Direction: Single out each line with the word "mantiene" and copy it.

Data lines:

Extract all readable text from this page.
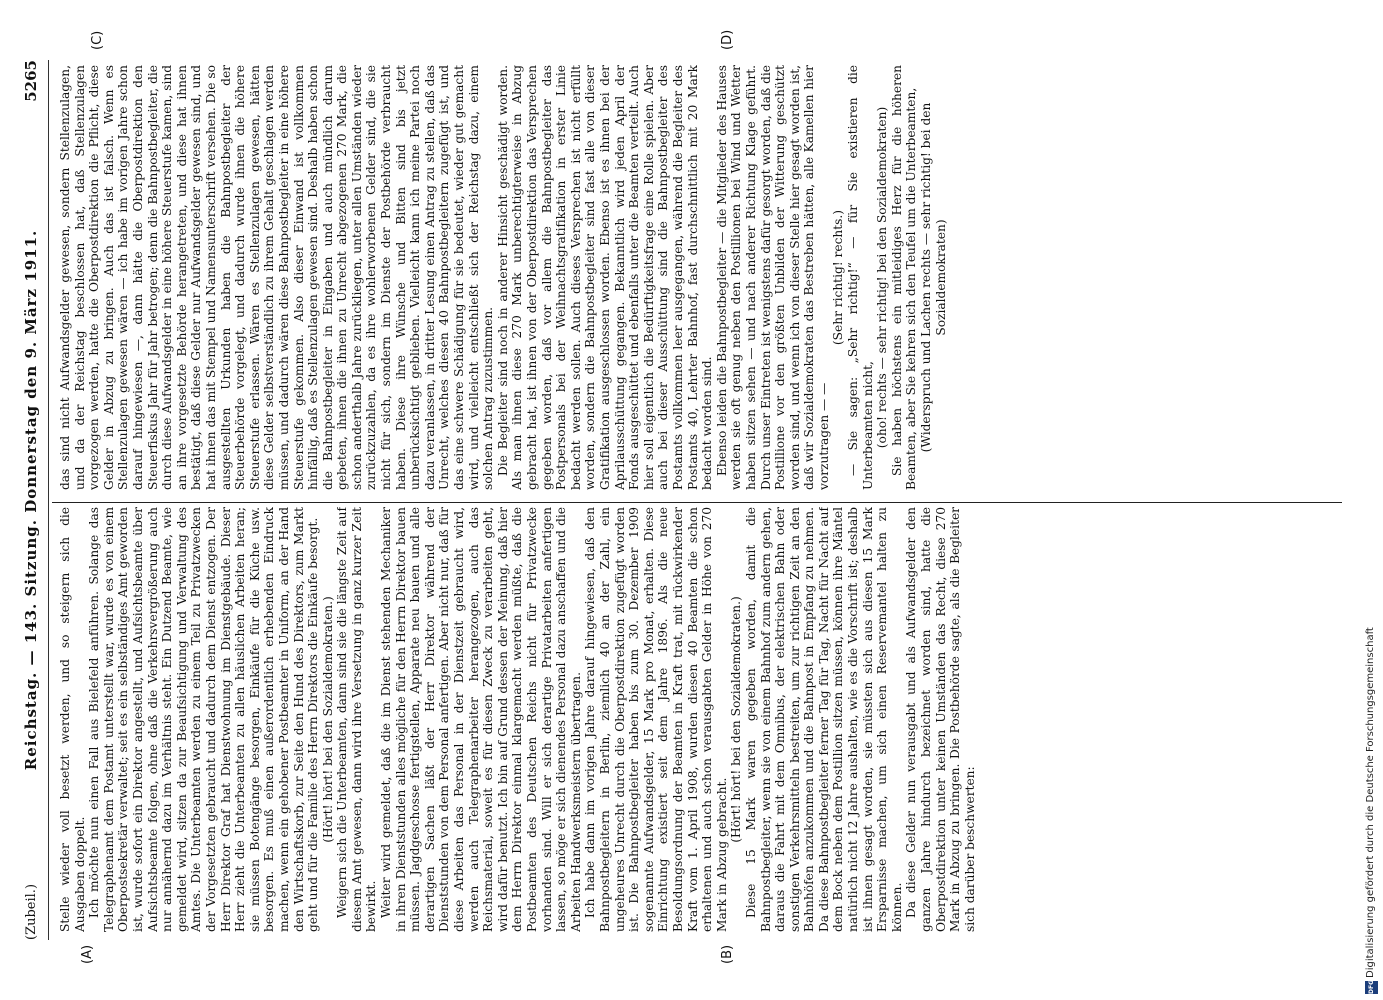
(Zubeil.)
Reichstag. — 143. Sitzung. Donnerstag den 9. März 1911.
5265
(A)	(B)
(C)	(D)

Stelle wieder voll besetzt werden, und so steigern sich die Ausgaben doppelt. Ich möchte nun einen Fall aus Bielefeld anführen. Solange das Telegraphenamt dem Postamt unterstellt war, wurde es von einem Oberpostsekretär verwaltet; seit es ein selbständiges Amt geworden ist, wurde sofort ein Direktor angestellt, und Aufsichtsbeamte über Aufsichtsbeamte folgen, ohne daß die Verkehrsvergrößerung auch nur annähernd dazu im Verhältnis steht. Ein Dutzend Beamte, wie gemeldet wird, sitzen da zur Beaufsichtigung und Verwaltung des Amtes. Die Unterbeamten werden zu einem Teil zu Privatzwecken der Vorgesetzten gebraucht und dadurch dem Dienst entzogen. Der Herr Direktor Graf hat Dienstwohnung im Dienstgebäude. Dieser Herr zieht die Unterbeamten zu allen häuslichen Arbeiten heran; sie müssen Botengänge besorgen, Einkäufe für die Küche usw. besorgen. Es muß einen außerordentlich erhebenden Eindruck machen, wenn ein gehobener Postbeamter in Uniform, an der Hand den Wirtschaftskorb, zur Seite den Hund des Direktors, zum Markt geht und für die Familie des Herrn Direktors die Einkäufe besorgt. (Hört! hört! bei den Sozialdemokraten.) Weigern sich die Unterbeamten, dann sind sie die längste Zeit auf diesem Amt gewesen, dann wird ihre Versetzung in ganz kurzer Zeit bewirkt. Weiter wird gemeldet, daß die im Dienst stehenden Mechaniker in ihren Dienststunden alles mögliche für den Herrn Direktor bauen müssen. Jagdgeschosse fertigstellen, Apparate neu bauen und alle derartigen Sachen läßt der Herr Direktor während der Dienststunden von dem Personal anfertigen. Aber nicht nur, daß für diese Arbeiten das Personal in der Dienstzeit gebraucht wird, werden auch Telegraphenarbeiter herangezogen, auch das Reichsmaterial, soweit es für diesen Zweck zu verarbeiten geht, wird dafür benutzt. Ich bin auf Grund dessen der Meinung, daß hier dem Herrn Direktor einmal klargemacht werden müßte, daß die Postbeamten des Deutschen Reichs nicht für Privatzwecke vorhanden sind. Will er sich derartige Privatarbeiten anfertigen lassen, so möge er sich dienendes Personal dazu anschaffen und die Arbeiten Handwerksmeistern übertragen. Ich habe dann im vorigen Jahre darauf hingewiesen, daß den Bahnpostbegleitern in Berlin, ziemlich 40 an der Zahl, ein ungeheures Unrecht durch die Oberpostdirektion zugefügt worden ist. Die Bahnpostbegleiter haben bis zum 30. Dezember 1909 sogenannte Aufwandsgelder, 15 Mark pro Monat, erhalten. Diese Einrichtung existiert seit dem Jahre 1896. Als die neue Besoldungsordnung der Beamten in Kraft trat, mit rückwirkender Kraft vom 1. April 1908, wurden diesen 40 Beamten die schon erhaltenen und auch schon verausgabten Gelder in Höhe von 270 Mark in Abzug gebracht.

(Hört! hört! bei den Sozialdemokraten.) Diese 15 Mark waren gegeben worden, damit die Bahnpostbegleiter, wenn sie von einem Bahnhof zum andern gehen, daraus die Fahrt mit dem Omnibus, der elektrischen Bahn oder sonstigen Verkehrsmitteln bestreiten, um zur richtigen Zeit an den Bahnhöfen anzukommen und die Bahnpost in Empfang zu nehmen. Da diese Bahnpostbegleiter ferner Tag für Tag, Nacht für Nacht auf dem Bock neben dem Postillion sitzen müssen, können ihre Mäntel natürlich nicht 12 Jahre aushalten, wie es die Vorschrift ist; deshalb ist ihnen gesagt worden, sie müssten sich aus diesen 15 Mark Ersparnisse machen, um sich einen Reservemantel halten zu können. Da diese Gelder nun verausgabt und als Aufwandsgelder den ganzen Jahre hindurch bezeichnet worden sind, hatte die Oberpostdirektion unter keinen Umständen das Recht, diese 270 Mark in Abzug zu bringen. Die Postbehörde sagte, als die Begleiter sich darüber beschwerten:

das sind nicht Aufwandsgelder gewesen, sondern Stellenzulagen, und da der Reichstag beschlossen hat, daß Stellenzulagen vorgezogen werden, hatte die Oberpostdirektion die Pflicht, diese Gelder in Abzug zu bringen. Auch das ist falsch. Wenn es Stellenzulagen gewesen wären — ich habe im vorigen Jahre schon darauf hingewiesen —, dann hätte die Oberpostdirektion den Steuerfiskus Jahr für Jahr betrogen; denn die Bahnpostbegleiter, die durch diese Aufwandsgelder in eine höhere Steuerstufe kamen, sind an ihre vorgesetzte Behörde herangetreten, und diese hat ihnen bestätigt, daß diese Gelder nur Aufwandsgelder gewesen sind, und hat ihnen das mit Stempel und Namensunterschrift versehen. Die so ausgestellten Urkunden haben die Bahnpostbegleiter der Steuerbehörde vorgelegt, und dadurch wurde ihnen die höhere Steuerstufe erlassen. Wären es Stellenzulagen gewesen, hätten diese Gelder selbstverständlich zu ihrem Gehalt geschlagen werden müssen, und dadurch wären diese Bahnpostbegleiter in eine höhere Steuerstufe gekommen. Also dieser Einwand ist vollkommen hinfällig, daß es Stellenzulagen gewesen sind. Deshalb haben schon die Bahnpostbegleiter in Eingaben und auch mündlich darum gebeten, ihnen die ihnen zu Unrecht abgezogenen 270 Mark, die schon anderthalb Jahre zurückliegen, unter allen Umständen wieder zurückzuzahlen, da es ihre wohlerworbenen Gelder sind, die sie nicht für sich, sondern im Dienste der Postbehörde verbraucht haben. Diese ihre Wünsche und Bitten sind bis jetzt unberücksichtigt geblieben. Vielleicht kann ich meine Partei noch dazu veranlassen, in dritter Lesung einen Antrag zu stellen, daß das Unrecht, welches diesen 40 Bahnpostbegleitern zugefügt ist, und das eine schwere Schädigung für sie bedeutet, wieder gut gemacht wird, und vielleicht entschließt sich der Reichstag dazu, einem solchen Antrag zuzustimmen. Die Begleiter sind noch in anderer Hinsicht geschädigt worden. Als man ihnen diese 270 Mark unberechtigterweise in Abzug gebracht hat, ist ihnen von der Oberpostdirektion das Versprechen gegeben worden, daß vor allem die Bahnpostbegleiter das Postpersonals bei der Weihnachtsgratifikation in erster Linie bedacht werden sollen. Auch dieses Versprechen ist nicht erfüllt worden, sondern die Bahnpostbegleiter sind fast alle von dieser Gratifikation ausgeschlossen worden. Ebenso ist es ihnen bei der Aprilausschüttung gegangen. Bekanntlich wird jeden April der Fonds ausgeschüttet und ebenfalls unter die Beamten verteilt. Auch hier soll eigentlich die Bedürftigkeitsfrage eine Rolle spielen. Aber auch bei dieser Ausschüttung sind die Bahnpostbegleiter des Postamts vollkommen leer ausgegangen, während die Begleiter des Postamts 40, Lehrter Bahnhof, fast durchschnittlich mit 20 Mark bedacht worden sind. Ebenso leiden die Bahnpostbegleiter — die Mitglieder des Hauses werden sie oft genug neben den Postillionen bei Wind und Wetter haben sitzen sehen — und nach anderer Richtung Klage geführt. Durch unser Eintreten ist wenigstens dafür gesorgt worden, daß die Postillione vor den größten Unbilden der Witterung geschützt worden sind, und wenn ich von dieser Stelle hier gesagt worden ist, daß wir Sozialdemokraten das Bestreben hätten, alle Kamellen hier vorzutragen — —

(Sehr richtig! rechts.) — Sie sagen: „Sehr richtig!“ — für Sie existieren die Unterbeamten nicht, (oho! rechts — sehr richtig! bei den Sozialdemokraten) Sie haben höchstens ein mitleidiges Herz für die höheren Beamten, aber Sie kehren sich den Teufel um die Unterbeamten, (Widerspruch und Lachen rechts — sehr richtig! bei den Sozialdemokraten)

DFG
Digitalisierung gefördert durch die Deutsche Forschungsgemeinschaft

...

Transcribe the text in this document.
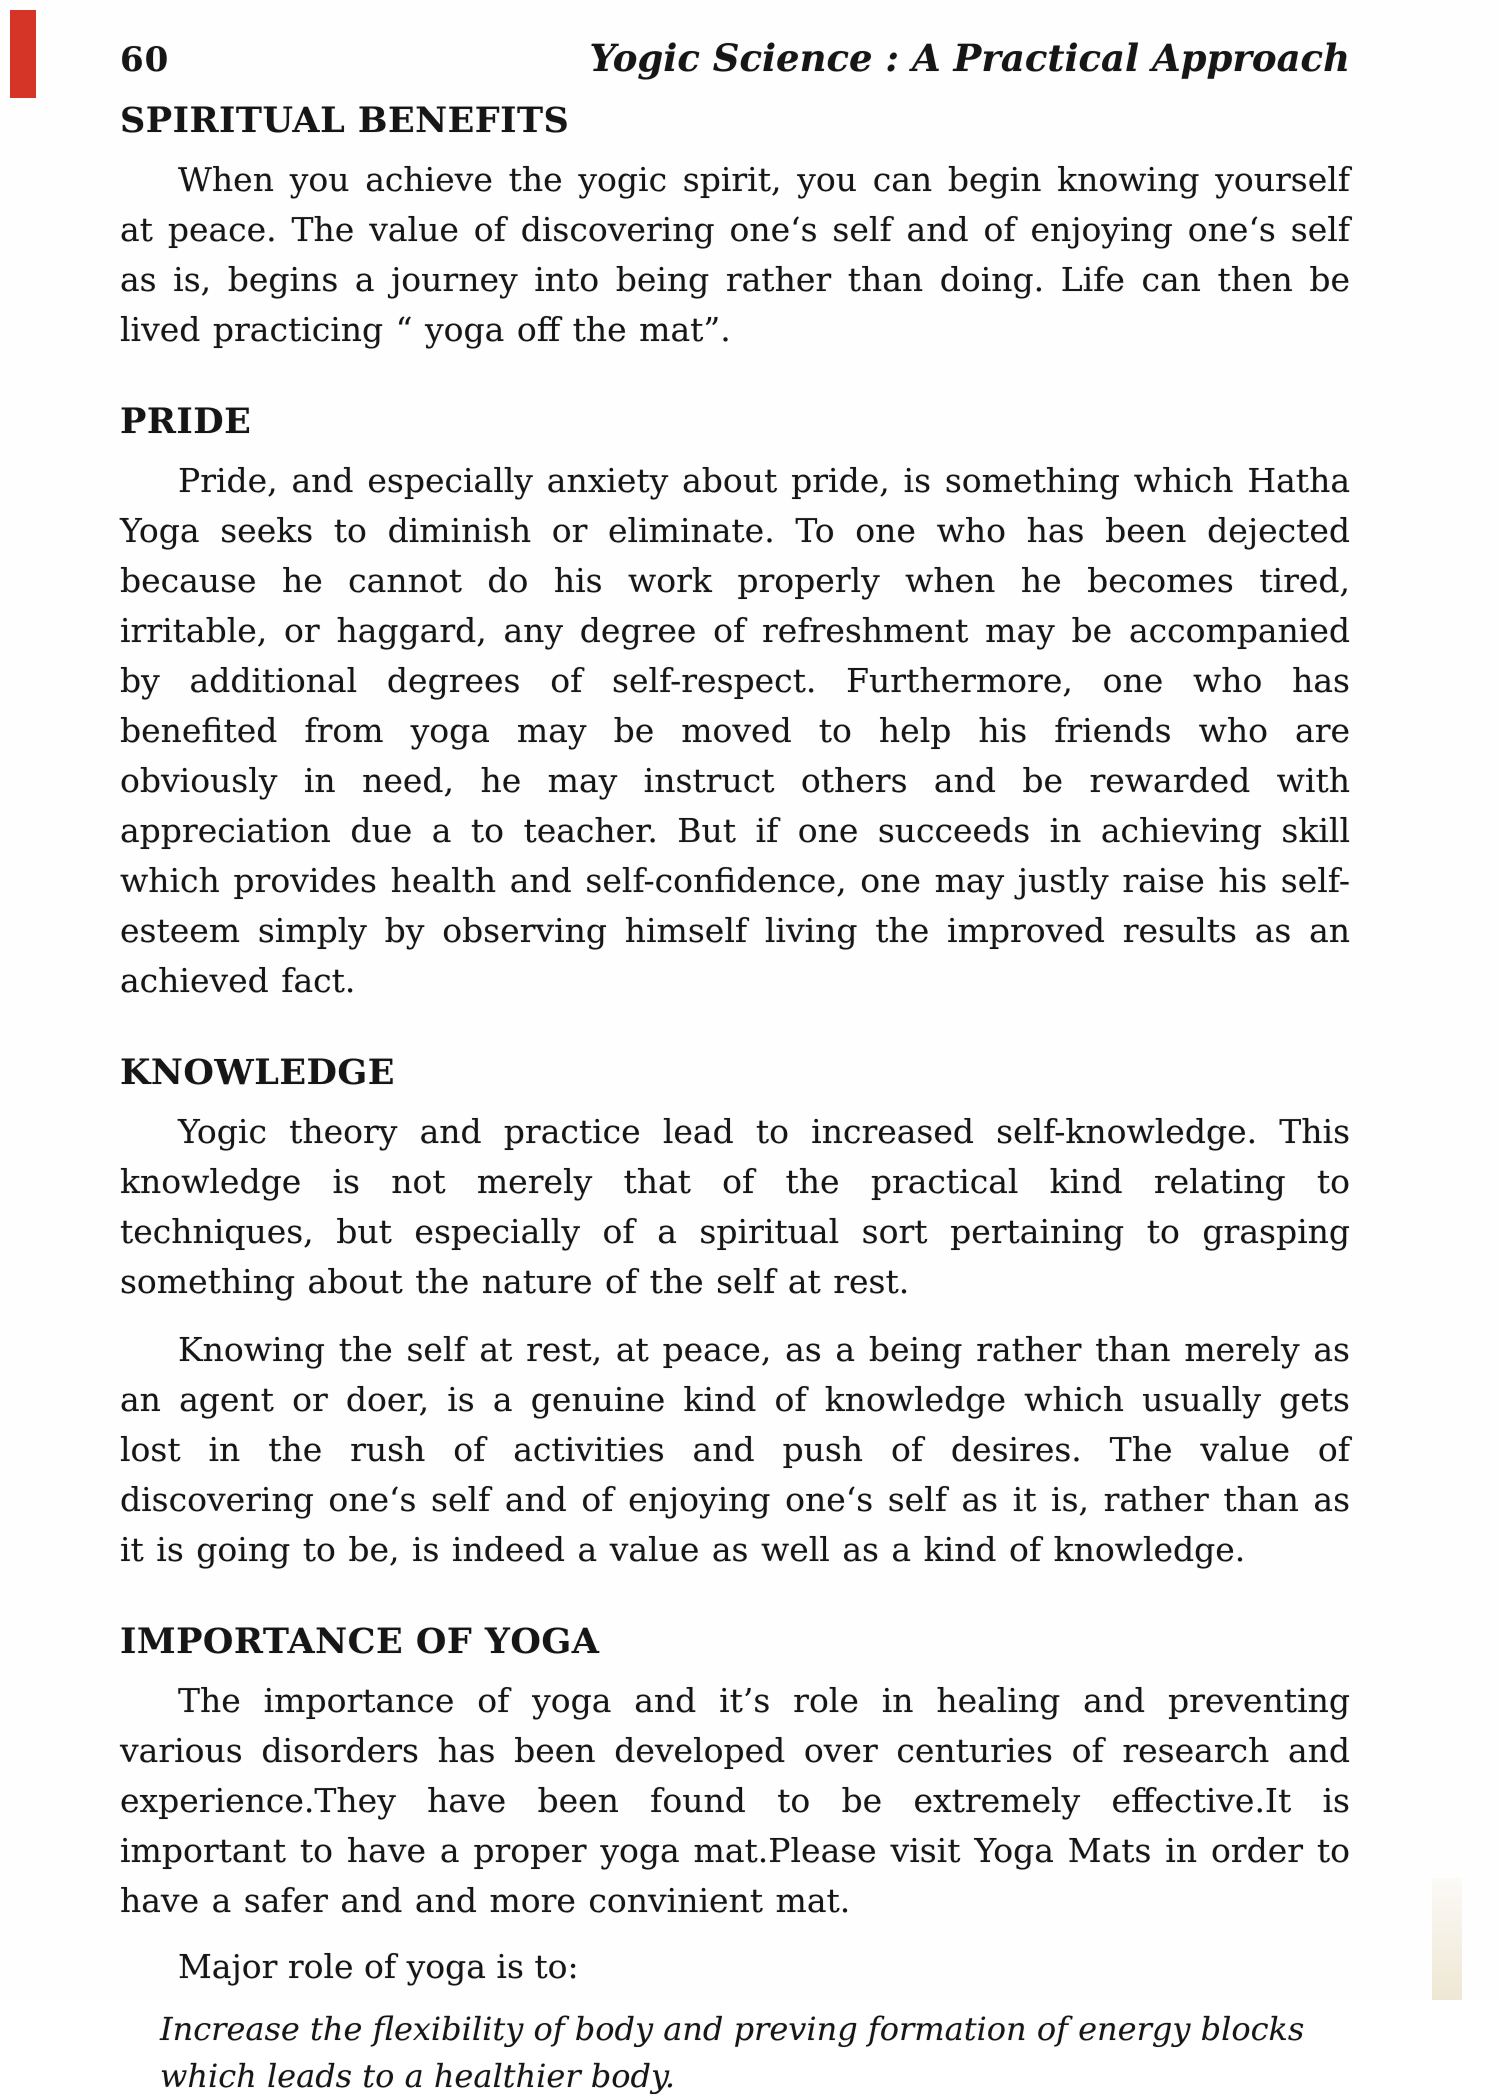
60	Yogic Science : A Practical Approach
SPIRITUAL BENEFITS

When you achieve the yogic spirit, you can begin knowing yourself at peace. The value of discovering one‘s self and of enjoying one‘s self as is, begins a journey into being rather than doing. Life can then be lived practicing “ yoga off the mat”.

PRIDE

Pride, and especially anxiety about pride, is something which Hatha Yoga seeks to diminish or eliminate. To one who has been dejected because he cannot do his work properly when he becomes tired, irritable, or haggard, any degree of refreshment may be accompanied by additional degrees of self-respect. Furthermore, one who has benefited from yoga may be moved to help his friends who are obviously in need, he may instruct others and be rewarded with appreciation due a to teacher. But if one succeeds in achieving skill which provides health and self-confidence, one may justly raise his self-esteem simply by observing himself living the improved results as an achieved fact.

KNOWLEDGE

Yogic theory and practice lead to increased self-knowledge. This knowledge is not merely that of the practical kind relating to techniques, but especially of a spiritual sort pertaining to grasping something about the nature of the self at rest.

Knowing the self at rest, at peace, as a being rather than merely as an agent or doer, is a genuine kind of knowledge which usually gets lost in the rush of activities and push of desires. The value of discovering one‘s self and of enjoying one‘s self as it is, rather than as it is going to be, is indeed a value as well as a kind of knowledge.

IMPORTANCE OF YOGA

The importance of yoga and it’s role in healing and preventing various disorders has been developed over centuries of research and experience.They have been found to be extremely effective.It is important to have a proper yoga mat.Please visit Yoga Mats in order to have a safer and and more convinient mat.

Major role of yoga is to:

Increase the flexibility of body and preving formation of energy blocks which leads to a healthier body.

* * *

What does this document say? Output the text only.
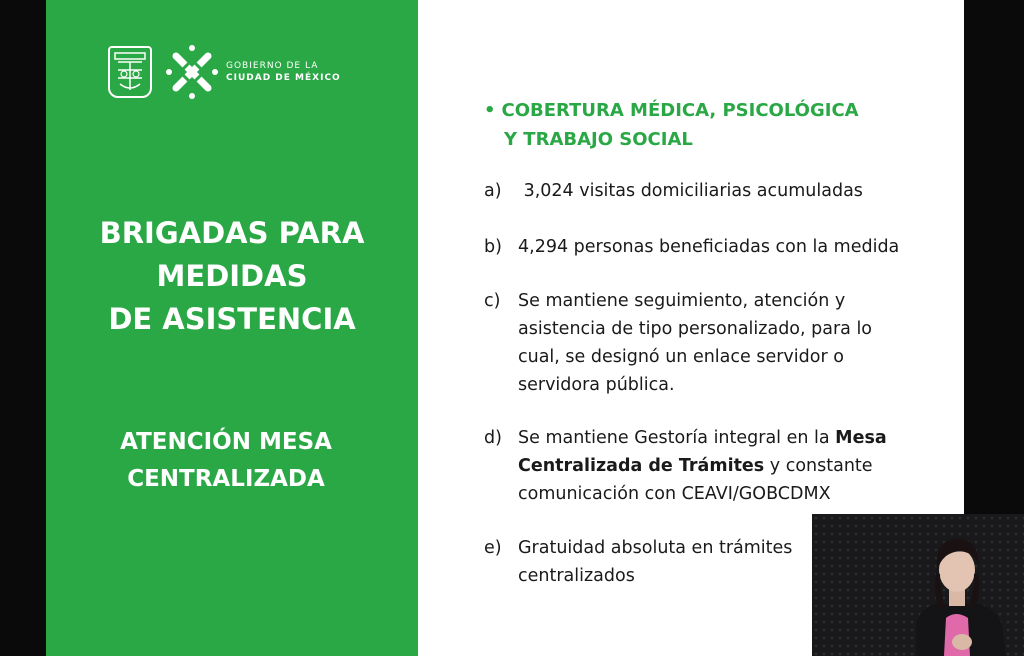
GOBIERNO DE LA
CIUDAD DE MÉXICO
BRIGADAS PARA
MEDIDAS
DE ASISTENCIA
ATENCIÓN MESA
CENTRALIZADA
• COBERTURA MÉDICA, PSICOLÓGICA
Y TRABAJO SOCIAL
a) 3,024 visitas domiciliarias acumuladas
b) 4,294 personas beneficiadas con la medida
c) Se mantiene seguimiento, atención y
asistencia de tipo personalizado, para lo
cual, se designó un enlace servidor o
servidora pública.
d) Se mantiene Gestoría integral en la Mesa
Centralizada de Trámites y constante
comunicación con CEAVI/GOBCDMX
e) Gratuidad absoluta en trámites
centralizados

Final result:
c) Se mantiene seguimiento, atención y
d) Se mantiene Gestoría integral en la Mesa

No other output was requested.